--- begin RECORD SET ---

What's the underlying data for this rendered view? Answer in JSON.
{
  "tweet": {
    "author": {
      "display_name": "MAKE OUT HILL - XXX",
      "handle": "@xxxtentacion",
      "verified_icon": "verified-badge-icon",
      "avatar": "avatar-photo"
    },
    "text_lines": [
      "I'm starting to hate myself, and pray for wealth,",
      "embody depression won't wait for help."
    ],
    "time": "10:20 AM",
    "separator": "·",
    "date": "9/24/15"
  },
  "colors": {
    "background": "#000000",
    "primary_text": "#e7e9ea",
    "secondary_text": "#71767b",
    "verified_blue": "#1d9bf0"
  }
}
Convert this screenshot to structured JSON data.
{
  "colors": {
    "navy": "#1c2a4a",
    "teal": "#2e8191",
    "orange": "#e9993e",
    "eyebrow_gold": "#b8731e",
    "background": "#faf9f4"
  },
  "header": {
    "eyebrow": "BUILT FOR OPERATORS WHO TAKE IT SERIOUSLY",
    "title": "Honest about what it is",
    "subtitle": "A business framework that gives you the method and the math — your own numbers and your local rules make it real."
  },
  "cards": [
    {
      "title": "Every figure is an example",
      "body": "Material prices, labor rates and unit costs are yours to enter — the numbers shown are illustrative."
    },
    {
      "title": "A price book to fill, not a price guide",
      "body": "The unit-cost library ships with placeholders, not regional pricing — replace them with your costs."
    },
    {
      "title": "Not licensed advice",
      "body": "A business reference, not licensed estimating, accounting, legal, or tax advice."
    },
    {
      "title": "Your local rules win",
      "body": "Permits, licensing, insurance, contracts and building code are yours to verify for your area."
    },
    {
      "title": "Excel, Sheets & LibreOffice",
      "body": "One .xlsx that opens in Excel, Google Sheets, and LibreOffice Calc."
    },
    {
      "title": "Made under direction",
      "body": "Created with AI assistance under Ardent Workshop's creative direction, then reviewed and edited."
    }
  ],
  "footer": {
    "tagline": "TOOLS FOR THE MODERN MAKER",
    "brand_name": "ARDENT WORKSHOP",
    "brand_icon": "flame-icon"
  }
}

--- end RECORD SET ---

▸ INSTRUCTIONS FOR THE TASK: Go through the records above and set each one down exactly, please.

▸ CORRECT ANSWER:
What's the underlying data for this rendered view? Answer in JSON.
{
  "tweet": {
    "author": {
      "display_name": "MAKE OUT HILL - XXX",
      "handle": "@xxxtentacion",
      "verified_icon": "verified-badge-icon",
      "avatar": "avatar-photo"
    },
    "text_lines": [
      "I'm starting to hate myself, and pray for wealth,",
      "embody depression won't wait for help."
    ],
    "time": "10:20 AM",
    "separator": "·",
    "date": "9/24/15"
  },
  "colors": {
    "background": "#000000",
    "primary_text": "#e7e9ea",
    "secondary_text": "#71767b",
    "verified_blue": "#1d9bf0"
  }
}
Convert this screenshot to structured JSON data.
{
  "colors": {
    "navy": "#1c2a4a",
    "teal": "#2e8191",
    "orange": "#e9993e",
    "eyebrow_gold": "#b8731e",
    "background": "#faf9f4"
  },
  "header": {
    "eyebrow": "BUILT FOR OPERATORS WHO TAKE IT SERIOUSLY",
    "title": "Honest about what it is",
    "subtitle": "A business framework that gives you the method and the math — your own numbers and your local rules make it real."
  },
  "cards": [
    {
      "title": "Every figure is an example",
      "body": "Material prices, labor rates and unit costs are yours to enter — the numbers shown are illustrative."
    },
    {
      "title": "A price book to fill, not a price guide",
      "body": "The unit-cost library ships with placeholders, not regional pricing — replace them with your costs."
    },
    {
      "title": "Not licensed advice",
      "body": "A business reference, not licensed estimating, accounting, legal, or tax advice."
    },
    {
      "title": "Your local rules win",
      "body": "Permits, licensing, insurance, contracts and building code are yours to verify for your area."
    },
    {
      "title": "Excel, Sheets & LibreOffice",
      "body": "One .xlsx that opens in Excel, Google Sheets, and LibreOffice Calc."
    },
    {
      "title": "Made under direction",
      "body": "Created with AI assistance under Ardent Workshop's creative direction, then reviewed and edited."
    }
  ],
  "footer": {
    "tagline": "TOOLS FOR THE MODERN MAKER",
    "brand_name": "ARDENT WORKSHOP",
    "brand_icon": "flame-icon"
  }
}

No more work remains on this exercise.